Data lines.
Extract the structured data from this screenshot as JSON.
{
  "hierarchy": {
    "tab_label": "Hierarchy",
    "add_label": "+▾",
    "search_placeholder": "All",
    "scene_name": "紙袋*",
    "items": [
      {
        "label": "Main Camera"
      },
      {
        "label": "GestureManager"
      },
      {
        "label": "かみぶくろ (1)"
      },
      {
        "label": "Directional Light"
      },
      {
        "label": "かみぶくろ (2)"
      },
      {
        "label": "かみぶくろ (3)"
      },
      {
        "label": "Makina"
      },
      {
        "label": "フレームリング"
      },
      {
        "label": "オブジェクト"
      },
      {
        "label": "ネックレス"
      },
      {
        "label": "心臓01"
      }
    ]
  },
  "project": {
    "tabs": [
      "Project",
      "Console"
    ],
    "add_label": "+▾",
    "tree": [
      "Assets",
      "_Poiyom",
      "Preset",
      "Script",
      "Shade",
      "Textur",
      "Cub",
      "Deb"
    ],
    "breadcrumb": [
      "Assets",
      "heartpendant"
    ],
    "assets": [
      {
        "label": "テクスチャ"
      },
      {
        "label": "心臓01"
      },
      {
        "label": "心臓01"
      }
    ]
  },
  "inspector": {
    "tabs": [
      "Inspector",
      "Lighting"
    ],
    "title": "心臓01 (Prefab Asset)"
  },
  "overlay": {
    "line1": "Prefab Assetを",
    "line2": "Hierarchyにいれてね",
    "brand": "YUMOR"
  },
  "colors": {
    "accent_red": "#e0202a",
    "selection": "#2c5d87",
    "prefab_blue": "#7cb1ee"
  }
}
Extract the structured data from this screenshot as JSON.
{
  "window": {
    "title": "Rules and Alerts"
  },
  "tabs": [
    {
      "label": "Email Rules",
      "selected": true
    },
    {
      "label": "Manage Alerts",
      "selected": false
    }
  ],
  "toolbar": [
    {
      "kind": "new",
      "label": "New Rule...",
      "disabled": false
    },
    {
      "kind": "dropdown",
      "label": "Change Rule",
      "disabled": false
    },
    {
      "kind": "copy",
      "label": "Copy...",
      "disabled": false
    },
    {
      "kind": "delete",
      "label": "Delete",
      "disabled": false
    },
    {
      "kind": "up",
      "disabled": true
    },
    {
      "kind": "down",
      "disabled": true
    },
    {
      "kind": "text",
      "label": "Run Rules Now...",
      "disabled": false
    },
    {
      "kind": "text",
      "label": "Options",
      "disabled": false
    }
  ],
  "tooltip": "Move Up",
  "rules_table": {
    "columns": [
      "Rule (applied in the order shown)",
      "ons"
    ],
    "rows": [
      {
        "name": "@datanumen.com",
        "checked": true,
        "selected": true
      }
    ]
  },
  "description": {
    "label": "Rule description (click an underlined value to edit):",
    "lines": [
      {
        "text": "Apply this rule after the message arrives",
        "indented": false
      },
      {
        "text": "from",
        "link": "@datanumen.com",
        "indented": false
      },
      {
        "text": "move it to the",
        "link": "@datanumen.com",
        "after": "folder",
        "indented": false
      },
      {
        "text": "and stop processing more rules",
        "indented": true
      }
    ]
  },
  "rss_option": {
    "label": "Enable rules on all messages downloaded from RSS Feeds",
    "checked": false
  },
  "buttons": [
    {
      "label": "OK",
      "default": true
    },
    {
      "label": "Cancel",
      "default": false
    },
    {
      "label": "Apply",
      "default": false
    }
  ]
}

Aim. Take the entries and copy them out exactly.

Correct response.
Extract the structured data from this screenshot as JSON.
{
  "hierarchy": {
    "tab_label": "Hierarchy",
    "add_label": "+▾",
    "search_placeholder": "All",
    "scene_name": "紙袋*",
    "items": [
      {
        "label": "Main Camera"
      },
      {
        "label": "GestureManager"
      },
      {
        "label": "かみぶくろ (1)"
      },
      {
        "label": "Directional Light"
      },
      {
        "label": "かみぶくろ (2)"
      },
      {
        "label": "かみぶくろ (3)"
      },
      {
        "label": "Makina"
      },
      {
        "label": "フレームリング"
      },
      {
        "label": "オブジェクト"
      },
      {
        "label": "ネックレス"
      },
      {
        "label": "心臓01"
      }
    ]
  },
  "project": {
    "tabs": [
      "Project",
      "Console"
    ],
    "add_label": "+▾",
    "tree": [
      "Assets",
      "_Poiyom",
      "Preset",
      "Script",
      "Shade",
      "Textur",
      "Cub",
      "Deb"
    ],
    "breadcrumb": [
      "Assets",
      "heartpendant"
    ],
    "assets": [
      {
        "label": "テクスチャ"
      },
      {
        "label": "心臓01"
      },
      {
        "label": "心臓01"
      }
    ]
  },
  "inspector": {
    "tabs": [
      "Inspector",
      "Lighting"
    ],
    "title": "心臓01 (Prefab Asset)"
  },
  "overlay": {
    "line1": "Prefab Assetを",
    "line2": "Hierarchyにいれてね",
    "brand": "YUMOR"
  },
  "colors": {
    "accent_red": "#e0202a",
    "selection": "#2c5d87",
    "prefab_blue": "#7cb1ee"
  }
}
Extract the structured data from this screenshot as JSON.
{
  "window": {
    "title": "Rules and Alerts"
  },
  "tabs": [
    {
      "label": "Email Rules",
      "selected": true
    },
    {
      "label": "Manage Alerts",
      "selected": false
    }
  ],
  "toolbar": [
    {
      "kind": "new",
      "label": "New Rule...",
      "disabled": false
    },
    {
      "kind": "dropdown",
      "label": "Change Rule",
      "disabled": false
    },
    {
      "kind": "copy",
      "label": "Copy...",
      "disabled": false
    },
    {
      "kind": "delete",
      "label": "Delete",
      "disabled": false
    },
    {
      "kind": "up",
      "disabled": true
    },
    {
      "kind": "down",
      "disabled": true
    },
    {
      "kind": "text",
      "label": "Run Rules Now...",
      "disabled": false
    },
    {
      "kind": "text",
      "label": "Options",
      "disabled": false
    }
  ],
  "tooltip": "Move Up",
  "rules_table": {
    "columns": [
      "Rule (applied in the order shown)",
      "ons"
    ],
    "rows": [
      {
        "name": "@datanumen.com",
        "checked": true,
        "selected": true
      }
    ]
  },
  "description": {
    "label": "Rule description (click an underlined value to edit):",
    "lines": [
      {
        "text": "Apply this rule after the message arrives",
        "indented": false
      },
      {
        "text": "from",
        "link": "@datanumen.com",
        "indented": false
      },
      {
        "text": "move it to the",
        "link": "@datanumen.com",
        "after": "folder",
        "indented": false
      },
      {
        "text": "and stop processing more rules",
        "indented": true
      }
    ]
  },
  "rss_option": {
    "label": "Enable rules on all messages downloaded from RSS Feeds",
    "checked": false
  },
  "buttons": [
    {
      "label": "OK",
      "default": true
    },
    {
      "label": "Cancel",
      "default": false
    },
    {
      "label": "Apply",
      "default": false
    }
  ]
}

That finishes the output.